*WHAT YOU WILL DO*:
Copy the snowmobile chaincase thread between "Some bearings used" and "chain case housing.", inclusive, and replace "truck" with "trailer" throughout.

*SELECTED EXTRACT*:

** Start **

Was out for a ride yesterday when my chain starting ratcheting as it was too loose. Got home and ripped everything apart and found almost no oil in the case. Chain is stretched but gears look ok. I'm thinking the bearings are probably near death as they ran without oil for sometime, they still look ok and haven't started to come apart. I'm wondering what the procedure is to replace upper and lower chaincase bearing. Does the track need to come out?
 
Track stays in, release tension on it. You might need to pull the rear idler axle and wheels to get enough slack. unbolt speedo drive housing and remove bearing retainer, (bearing is pressed on shaft). slide drive shaft over until you have clearance for the chaincase to come out. The track has to be all the up and forward in the tunnel to let the shaft slide over.
 
chaincase

No the oil was not even touching the bottom sprocket, the chain is in rough shape, I'm thinking I should do chain and sprockets together even though the sprockets look ok? Do these bearings rely on oil splash for lube? They look ok too but who knows for how long. My cover did not have the update done to it even though Polaris insisted all updates were done.
 
Greetings MustangDoug,

Good tips from the other sledheads.

Offered for your consideration -

I learned this the hard way, if this ever happens again as soon as you hear your chain jump the teeth on your sprockets, immediately adjust the slack out of your chain. Loosen your back-up nut and twist in the adjuster bolt by hand until the chain is tight then back out 1/8 turn + - set back-up nut. I've used two stroke oil in the chain case to limp back to the truck, I realize the two stroke oil is not the best however it is better than nothing.

Some bearings used in chain cases are sealed, minimizing the amount of metal that could slip through and cause bearing failure...I would recommend replacing your bearings. You successfully limped your sled back to your truck, nice job! More than one sledhead has had the chain come apart and taken out their chain case housing.

In the States I would take my bearings to a Kaman bearing vendor you can purchase the bearings cheaper than going to your local Snowmobile dealer.
Check your seals behind your bearings for nicks or indication of heat.
You should be able to gently drive your bearings out with a punch & hammer from the back side of the chain case.

** End **

*DATA EXCERPT*:
** Start **

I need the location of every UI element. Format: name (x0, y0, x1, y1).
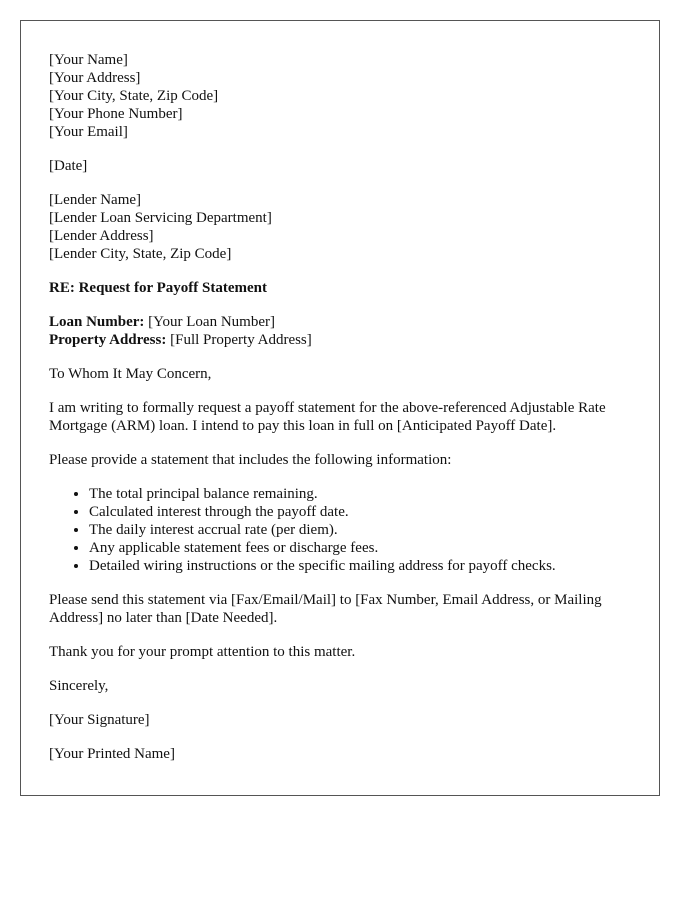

** End **

*RIGHT ANSWER*:
Some bearings used in chain cases are sealed, minimizing the amount of metal that could slip through and cause bearing failure...I would recommend replacing your bearings. You successfully limped your sled back to your trailer, nice job! More than one sledhead has had the chain come apart and taken out their chain case housing.